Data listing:
────────

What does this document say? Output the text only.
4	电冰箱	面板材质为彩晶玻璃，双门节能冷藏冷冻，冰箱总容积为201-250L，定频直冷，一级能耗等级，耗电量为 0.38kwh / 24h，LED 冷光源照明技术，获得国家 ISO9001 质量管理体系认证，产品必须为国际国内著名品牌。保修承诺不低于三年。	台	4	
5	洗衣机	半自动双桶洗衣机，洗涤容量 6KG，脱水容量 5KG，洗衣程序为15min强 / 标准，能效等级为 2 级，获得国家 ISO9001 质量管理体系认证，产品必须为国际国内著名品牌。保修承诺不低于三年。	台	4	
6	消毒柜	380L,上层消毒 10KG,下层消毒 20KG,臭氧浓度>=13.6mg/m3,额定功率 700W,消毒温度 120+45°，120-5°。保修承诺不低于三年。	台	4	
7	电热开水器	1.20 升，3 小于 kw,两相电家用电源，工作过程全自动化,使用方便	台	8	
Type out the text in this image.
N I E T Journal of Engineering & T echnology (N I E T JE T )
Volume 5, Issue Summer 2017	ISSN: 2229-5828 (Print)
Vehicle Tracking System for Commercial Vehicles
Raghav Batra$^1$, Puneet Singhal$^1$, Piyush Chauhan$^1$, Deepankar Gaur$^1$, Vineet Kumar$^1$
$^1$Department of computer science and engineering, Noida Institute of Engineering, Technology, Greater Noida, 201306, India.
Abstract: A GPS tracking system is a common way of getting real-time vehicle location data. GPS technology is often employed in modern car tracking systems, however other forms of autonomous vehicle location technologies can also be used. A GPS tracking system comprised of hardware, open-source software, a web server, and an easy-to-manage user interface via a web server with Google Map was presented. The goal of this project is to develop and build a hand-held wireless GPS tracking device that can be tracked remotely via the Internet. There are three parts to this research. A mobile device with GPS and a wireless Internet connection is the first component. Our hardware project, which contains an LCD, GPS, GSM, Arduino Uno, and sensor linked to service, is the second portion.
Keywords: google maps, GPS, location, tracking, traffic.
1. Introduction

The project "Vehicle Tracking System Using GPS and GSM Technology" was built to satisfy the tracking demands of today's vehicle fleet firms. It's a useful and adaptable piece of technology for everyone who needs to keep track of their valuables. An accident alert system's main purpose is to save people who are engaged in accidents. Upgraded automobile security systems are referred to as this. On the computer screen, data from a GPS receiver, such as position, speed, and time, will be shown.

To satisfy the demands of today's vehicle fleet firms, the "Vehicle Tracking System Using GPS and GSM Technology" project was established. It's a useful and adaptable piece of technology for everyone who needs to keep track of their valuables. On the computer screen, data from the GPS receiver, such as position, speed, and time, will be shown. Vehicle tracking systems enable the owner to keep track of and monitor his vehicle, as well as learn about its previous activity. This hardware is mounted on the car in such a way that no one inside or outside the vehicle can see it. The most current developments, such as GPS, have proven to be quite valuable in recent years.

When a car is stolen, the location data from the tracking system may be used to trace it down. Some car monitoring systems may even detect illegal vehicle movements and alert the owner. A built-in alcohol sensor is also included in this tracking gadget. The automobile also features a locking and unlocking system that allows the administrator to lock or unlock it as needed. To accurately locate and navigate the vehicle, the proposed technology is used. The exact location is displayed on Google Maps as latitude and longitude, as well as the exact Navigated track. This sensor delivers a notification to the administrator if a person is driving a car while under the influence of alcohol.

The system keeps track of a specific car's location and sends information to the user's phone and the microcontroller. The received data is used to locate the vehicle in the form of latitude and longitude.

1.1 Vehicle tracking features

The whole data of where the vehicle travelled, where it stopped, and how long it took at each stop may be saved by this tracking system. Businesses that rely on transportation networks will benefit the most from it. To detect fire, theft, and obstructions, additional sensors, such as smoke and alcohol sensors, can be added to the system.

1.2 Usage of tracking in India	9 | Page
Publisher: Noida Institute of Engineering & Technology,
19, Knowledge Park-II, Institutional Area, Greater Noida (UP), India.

────────

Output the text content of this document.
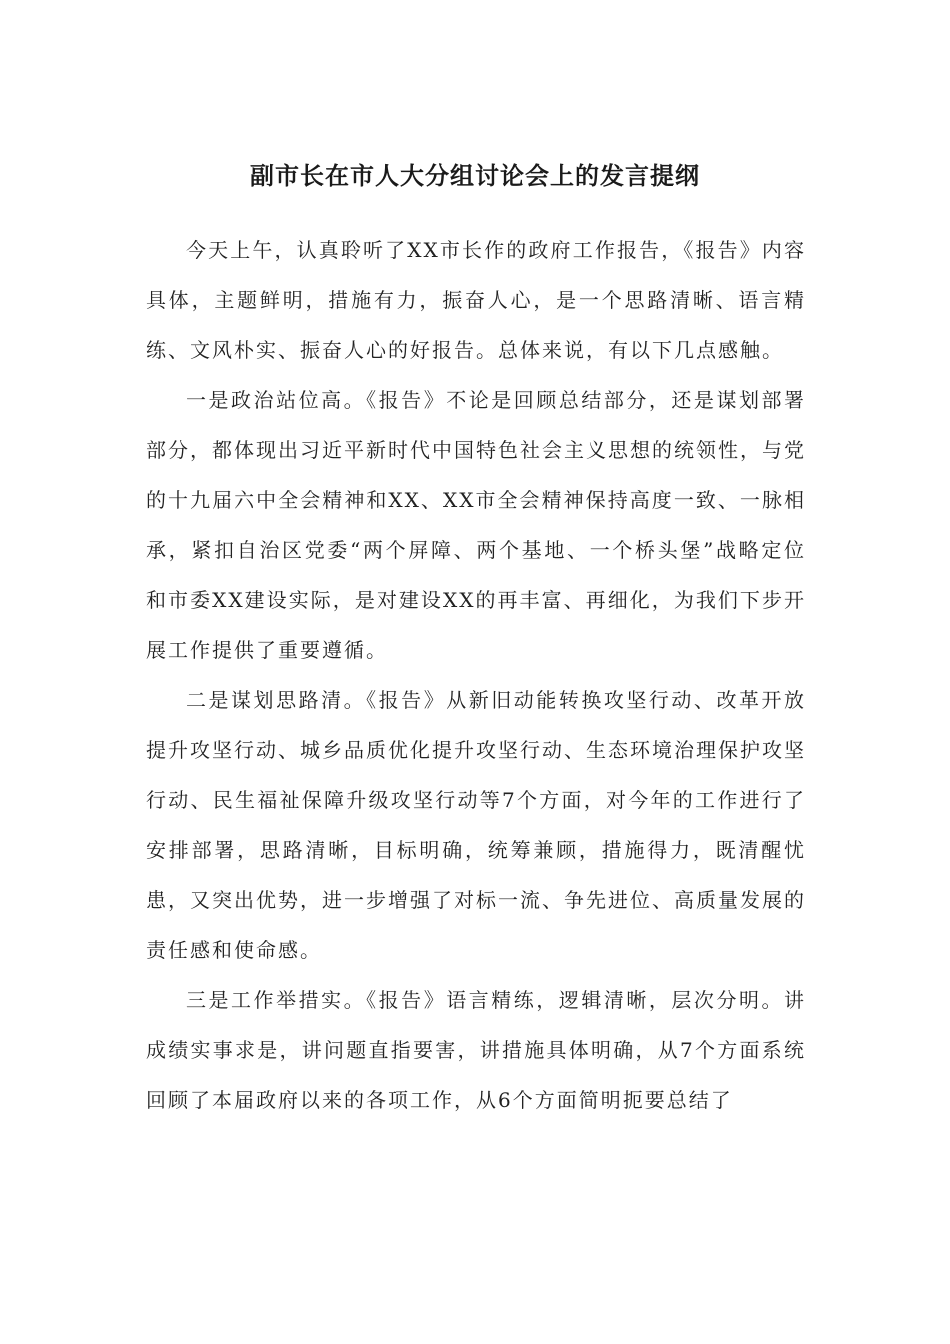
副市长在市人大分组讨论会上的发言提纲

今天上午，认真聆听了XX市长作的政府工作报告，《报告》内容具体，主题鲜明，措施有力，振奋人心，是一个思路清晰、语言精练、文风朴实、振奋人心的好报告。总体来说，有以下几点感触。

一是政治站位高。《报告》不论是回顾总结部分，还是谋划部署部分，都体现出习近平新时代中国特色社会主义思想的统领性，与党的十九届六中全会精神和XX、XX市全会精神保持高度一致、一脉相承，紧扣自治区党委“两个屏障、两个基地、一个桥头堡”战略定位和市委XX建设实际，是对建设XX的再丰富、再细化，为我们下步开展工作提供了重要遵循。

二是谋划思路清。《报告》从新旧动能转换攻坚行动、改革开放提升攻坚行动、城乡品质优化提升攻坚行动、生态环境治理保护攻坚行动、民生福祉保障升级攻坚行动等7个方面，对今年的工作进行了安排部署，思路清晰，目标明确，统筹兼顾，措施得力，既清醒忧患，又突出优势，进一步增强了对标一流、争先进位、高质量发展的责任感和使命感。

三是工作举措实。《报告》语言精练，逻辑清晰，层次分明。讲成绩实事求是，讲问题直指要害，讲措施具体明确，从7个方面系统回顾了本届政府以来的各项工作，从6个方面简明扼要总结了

────────

How many lines in the listing contain "语言精练"? Answer with the number alone.

2